## SOURCE RECORDS
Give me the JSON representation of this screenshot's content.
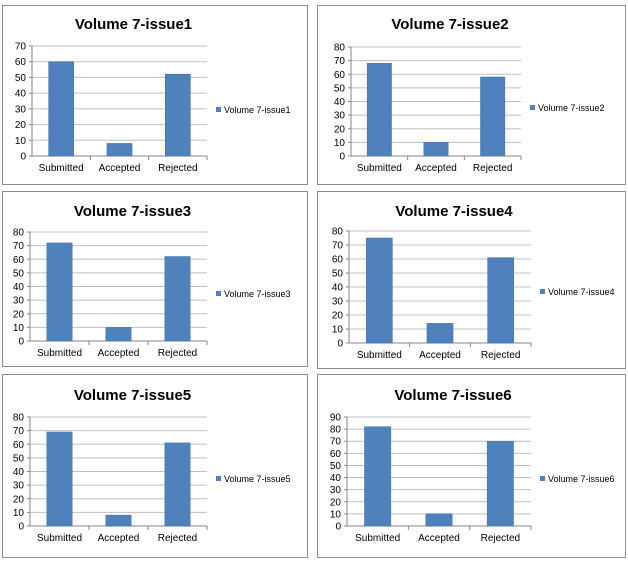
{
  "chart_data": [
    {
      "type": "bar",
      "title": "Volume 7-issue1",
      "categories": [
        "Submitted",
        "Accepted",
        "Rejected"
      ],
      "series": [
        {
          "name": "Volume 7-issue1",
          "values": [
            60,
            8,
            52
          ]
        }
      ],
      "ylim": [
        0,
        70
      ],
      "yticks": [
        0,
        10,
        20,
        30,
        40,
        50,
        60,
        70
      ],
      "color": "#4f81bd",
      "grid": true,
      "legend": "right"
    },
    {
      "type": "bar",
      "title": "Volume 7-issue2",
      "categories": [
        "Submitted",
        "Accepted",
        "Rejected"
      ],
      "series": [
        {
          "name": "Volume 7-issue2",
          "values": [
            68,
            10,
            58
          ]
        }
      ],
      "ylim": [
        0,
        80
      ],
      "yticks": [
        0,
        10,
        20,
        30,
        40,
        50,
        60,
        70,
        80
      ],
      "color": "#4f81bd",
      "grid": true,
      "legend": "right"
    },
    {
      "type": "bar",
      "title": "Volume 7-issue3",
      "categories": [
        "Submitted",
        "Accepted",
        "Rejected"
      ],
      "series": [
        {
          "name": "Volume 7-issue3",
          "values": [
            72,
            10,
            62
          ]
        }
      ],
      "ylim": [
        0,
        80
      ],
      "yticks": [
        0,
        10,
        20,
        30,
        40,
        50,
        60,
        70,
        80
      ],
      "color": "#4f81bd",
      "grid": true,
      "legend": "right"
    },
    {
      "type": "bar",
      "title": "Volume 7-issue4",
      "categories": [
        "Submitted",
        "Accepted",
        "Rejected"
      ],
      "series": [
        {
          "name": "Volume 7-issue4",
          "values": [
            75,
            14,
            61
          ]
        }
      ],
      "ylim": [
        0,
        80
      ],
      "yticks": [
        0,
        10,
        20,
        30,
        40,
        50,
        60,
        70,
        80
      ],
      "color": "#4f81bd",
      "grid": true,
      "legend": "right"
    },
    {
      "type": "bar",
      "title": "Volume 7-issue5",
      "categories": [
        "Submitted",
        "Accepted",
        "Rejected"
      ],
      "series": [
        {
          "name": "Volume 7-issue5",
          "values": [
            69,
            8,
            61
          ]
        }
      ],
      "ylim": [
        0,
        80
      ],
      "yticks": [
        0,
        10,
        20,
        30,
        40,
        50,
        60,
        70,
        80
      ],
      "color": "#4f81bd",
      "grid": true,
      "legend": "right"
    },
    {
      "type": "bar",
      "title": "Volume 7-issue6",
      "categories": [
        "Submitted",
        "Accepted",
        "Rejected"
      ],
      "series": [
        {
          "name": "Volume 7-issue6",
          "values": [
            82,
            10,
            70
          ]
        }
      ],
      "ylim": [
        0,
        90
      ],
      "yticks": [
        0,
        10,
        20,
        30,
        40,
        50,
        60,
        70,
        80,
        90
      ],
      "color": "#4f81bd",
      "grid": true,
      "legend": "right"
    }
  ]
}
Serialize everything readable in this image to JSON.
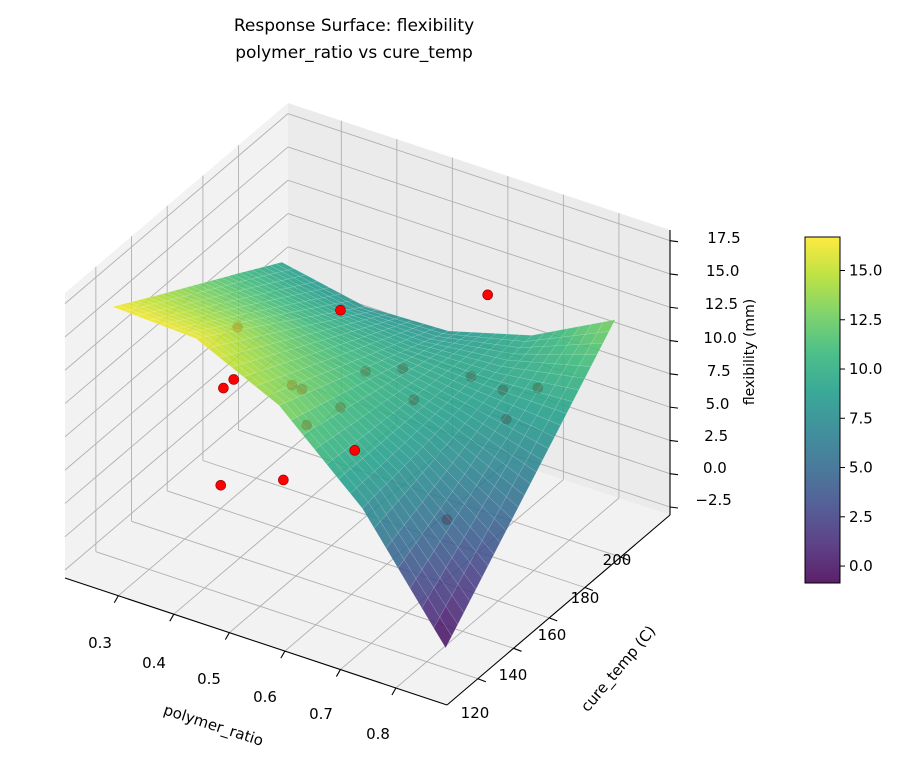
{
  "chart_data": {
    "type": "surface3d",
    "title": "Response Surface: flexibility",
    "subtitle": "polymer_ratio vs cure_temp",
    "xlabel": "polymer_ratio",
    "ylabel": "cure_temp (C)",
    "zlabel": "flexibility (mm)",
    "xlim": [
      0.204,
      0.892
    ],
    "ylim": [
      102.7,
      227.7
    ],
    "zlim": [
      -3.1,
      18.3
    ],
    "x_ticks": [
      "0.3",
      "0.4",
      "0.5",
      "0.6",
      "0.7",
      "0.8"
    ],
    "y_ticks": [
      "120",
      "140",
      "160",
      "180",
      "200"
    ],
    "z_ticks": [
      "−2.5",
      "0.0",
      "2.5",
      "5.0",
      "7.5",
      "10.0",
      "12.5",
      "15.0",
      "17.5"
    ],
    "colormap": "viridis",
    "colorbar_range": [
      -0.86,
      16.7
    ],
    "colorbar_ticks": [
      "0.0",
      "2.5",
      "5.0",
      "7.5",
      "10.0",
      "12.5",
      "15.0"
    ],
    "grid": true,
    "surface": {
      "x": [
        0.25,
        0.4,
        0.55,
        0.7,
        0.85
      ],
      "y": [
        115,
        138.75,
        162.5,
        186.25,
        210
      ],
      "z": [
        [
          16.5,
          14.6,
          12.75,
          10.9,
          9.0
        ],
        [
          16.2,
          14.1,
          12.0,
          9.87,
          7.75
        ],
        [
          13.25,
          11.94,
          10.6,
          9.3,
          8.0
        ],
        [
          7.6,
          8.1,
          8.7,
          9.2,
          9.75
        ],
        [
          -0.8,
          2.65,
          6.1,
          9.55,
          13.0
        ]
      ]
    },
    "points_color": "#ff0000",
    "points": [
      {
        "x": 0.445,
        "y": 115,
        "z": 5.8,
        "visible": true
      },
      {
        "x": 0.5,
        "y": 165,
        "z": 14.0,
        "visible": true
      },
      {
        "x": 0.643,
        "y": 203,
        "z": 12.8,
        "visible": true
      },
      {
        "x": 0.606,
        "y": 140,
        "z": 7.8,
        "visible": true
      },
      {
        "x": 0.273,
        "y": 178,
        "z": 8.1,
        "visible": false
      },
      {
        "x": 0.388,
        "y": 140,
        "z": 10.1,
        "visible": false
      },
      {
        "x": 0.408,
        "y": 128,
        "z": 11.1,
        "visible": false
      },
      {
        "x": 0.371,
        "y": 178,
        "z": 5.1,
        "visible": false
      },
      {
        "x": 0.469,
        "y": 153,
        "z": 9.0,
        "visible": false
      },
      {
        "x": 0.5,
        "y": 165,
        "z": 6.7,
        "visible": false
      },
      {
        "x": 0.558,
        "y": 128,
        "z": 10.4,
        "visible": false
      },
      {
        "x": 0.423,
        "y": 203,
        "z": 4.0,
        "visible": false
      },
      {
        "x": 0.532,
        "y": 190,
        "z": 7.2,
        "visible": false
      },
      {
        "x": 0.632,
        "y": 165,
        "z": 9.1,
        "visible": false
      },
      {
        "x": 0.594,
        "y": 209,
        "z": 5.3,
        "visible": false
      },
      {
        "x": 0.712,
        "y": 190,
        "z": 8.1,
        "visible": false
      },
      {
        "x": 0.714,
        "y": 209,
        "z": 6.1,
        "visible": false
      },
      {
        "x": 0.757,
        "y": 178,
        "z": 7.9,
        "visible": false
      },
      {
        "x": 0.516,
        "y": 128,
        "z": 5.7,
        "visible": false
      },
      {
        "x": 0.772,
        "y": 140,
        "z": 4.9,
        "visible": false
      }
    ]
  }
}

## WHAT TO DO
Each line above is to be copied verbatim. Drop any image from the copy.

## ANSWER IN FULL
Give me the JSON representation of this screenshot's content.
{
  "chart_data": [
    {
      "type": "bar",
      "title": "Volume 7-issue1",
      "categories": [
        "Submitted",
        "Accepted",
        "Rejected"
      ],
      "series": [
        {
          "name": "Volume 7-issue1",
          "values": [
            60,
            8,
            52
          ]
        }
      ],
      "ylim": [
        0,
        70
      ],
      "yticks": [
        0,
        10,
        20,
        30,
        40,
        50,
        60,
        70
      ],
      "color": "#4f81bd",
      "grid": true,
      "legend": "right"
    },
    {
      "type": "bar",
      "title": "Volume 7-issue2",
      "categories": [
        "Submitted",
        "Accepted",
        "Rejected"
      ],
      "series": [
        {
          "name": "Volume 7-issue2",
          "values": [
            68,
            10,
            58
          ]
        }
      ],
      "ylim": [
        0,
        80
      ],
      "yticks": [
        0,
        10,
        20,
        30,
        40,
        50,
        60,
        70,
        80
      ],
      "color": "#4f81bd",
      "grid": true,
      "legend": "right"
    },
    {
      "type": "bar",
      "title": "Volume 7-issue3",
      "categories": [
        "Submitted",
        "Accepted",
        "Rejected"
      ],
      "series": [
        {
          "name": "Volume 7-issue3",
          "values": [
            72,
            10,
            62
          ]
        }
      ],
      "ylim": [
        0,
        80
      ],
      "yticks": [
        0,
        10,
        20,
        30,
        40,
        50,
        60,
        70,
        80
      ],
      "color": "#4f81bd",
      "grid": true,
      "legend": "right"
    },
    {
      "type": "bar",
      "title": "Volume 7-issue4",
      "categories": [
        "Submitted",
        "Accepted",
        "Rejected"
      ],
      "series": [
        {
          "name": "Volume 7-issue4",
          "values": [
            75,
            14,
            61
          ]
        }
      ],
      "ylim": [
        0,
        80
      ],
      "yticks": [
        0,
        10,
        20,
        30,
        40,
        50,
        60,
        70,
        80
      ],
      "color": "#4f81bd",
      "grid": true,
      "legend": "right"
    },
    {
      "type": "bar",
      "title": "Volume 7-issue5",
      "categories": [
        "Submitted",
        "Accepted",
        "Rejected"
      ],
      "series": [
        {
          "name": "Volume 7-issue5",
          "values": [
            69,
            8,
            61
          ]
        }
      ],
      "ylim": [
        0,
        80
      ],
      "yticks": [
        0,
        10,
        20,
        30,
        40,
        50,
        60,
        70,
        80
      ],
      "color": "#4f81bd",
      "grid": true,
      "legend": "right"
    },
    {
      "type": "bar",
      "title": "Volume 7-issue6",
      "categories": [
        "Submitted",
        "Accepted",
        "Rejected"
      ],
      "series": [
        {
          "name": "Volume 7-issue6",
          "values": [
            82,
            10,
            70
          ]
        }
      ],
      "ylim": [
        0,
        90
      ],
      "yticks": [
        0,
        10,
        20,
        30,
        40,
        50,
        60,
        70,
        80,
        90
      ],
      "color": "#4f81bd",
      "grid": true,
      "legend": "right"
    }
  ]
}
Serialize everything readable in this image to JSON.
{
  "chart_data": {
    "type": "surface3d",
    "title": "Response Surface: flexibility",
    "subtitle": "polymer_ratio vs cure_temp",
    "xlabel": "polymer_ratio",
    "ylabel": "cure_temp (C)",
    "zlabel": "flexibility (mm)",
    "xlim": [
      0.204,
      0.892
    ],
    "ylim": [
      102.7,
      227.7
    ],
    "zlim": [
      -3.1,
      18.3
    ],
    "x_ticks": [
      "0.3",
      "0.4",
      "0.5",
      "0.6",
      "0.7",
      "0.8"
    ],
    "y_ticks": [
      "120",
      "140",
      "160",
      "180",
      "200"
    ],
    "z_ticks": [
      "−2.5",
      "0.0",
      "2.5",
      "5.0",
      "7.5",
      "10.0",
      "12.5",
      "15.0",
      "17.5"
    ],
    "colormap": "viridis",
    "colorbar_range": [
      -0.86,
      16.7
    ],
    "colorbar_ticks": [
      "0.0",
      "2.5",
      "5.0",
      "7.5",
      "10.0",
      "12.5",
      "15.0"
    ],
    "grid": true,
    "surface": {
      "x": [
        0.25,
        0.4,
        0.55,
        0.7,
        0.85
      ],
      "y": [
        115,
        138.75,
        162.5,
        186.25,
        210
      ],
      "z": [
        [
          16.5,
          14.6,
          12.75,
          10.9,
          9.0
        ],
        [
          16.2,
          14.1,
          12.0,
          9.87,
          7.75
        ],
        [
          13.25,
          11.94,
          10.6,
          9.3,
          8.0
        ],
        [
          7.6,
          8.1,
          8.7,
          9.2,
          9.75
        ],
        [
          -0.8,
          2.65,
          6.1,
          9.55,
          13.0
        ]
      ]
    },
    "points_color": "#ff0000",
    "points": [
      {
        "x": 0.445,
        "y": 115,
        "z": 5.8,
        "visible": true
      },
      {
        "x": 0.5,
        "y": 165,
        "z": 14.0,
        "visible": true
      },
      {
        "x": 0.643,
        "y": 203,
        "z": 12.8,
        "visible": true
      },
      {
        "x": 0.606,
        "y": 140,
        "z": 7.8,
        "visible": true
      },
      {
        "x": 0.273,
        "y": 178,
        "z": 8.1,
        "visible": false
      },
      {
        "x": 0.388,
        "y": 140,
        "z": 10.1,
        "visible": false
      },
      {
        "x": 0.408,
        "y": 128,
        "z": 11.1,
        "visible": false
      },
      {
        "x": 0.371,
        "y": 178,
        "z": 5.1,
        "visible": false
      },
      {
        "x": 0.469,
        "y": 153,
        "z": 9.0,
        "visible": false
      },
      {
        "x": 0.5,
        "y": 165,
        "z": 6.7,
        "visible": false
      },
      {
        "x": 0.558,
        "y": 128,
        "z": 10.4,
        "visible": false
      },
      {
        "x": 0.423,
        "y": 203,
        "z": 4.0,
        "visible": false
      },
      {
        "x": 0.532,
        "y": 190,
        "z": 7.2,
        "visible": false
      },
      {
        "x": 0.632,
        "y": 165,
        "z": 9.1,
        "visible": false
      },
      {
        "x": 0.594,
        "y": 209,
        "z": 5.3,
        "visible": false
      },
      {
        "x": 0.712,
        "y": 190,
        "z": 8.1,
        "visible": false
      },
      {
        "x": 0.714,
        "y": 209,
        "z": 6.1,
        "visible": false
      },
      {
        "x": 0.757,
        "y": 178,
        "z": 7.9,
        "visible": false
      },
      {
        "x": 0.516,
        "y": 128,
        "z": 5.7,
        "visible": false
      },
      {
        "x": 0.772,
        "y": 140,
        "z": 4.9,
        "visible": false
      }
    ]
  }
}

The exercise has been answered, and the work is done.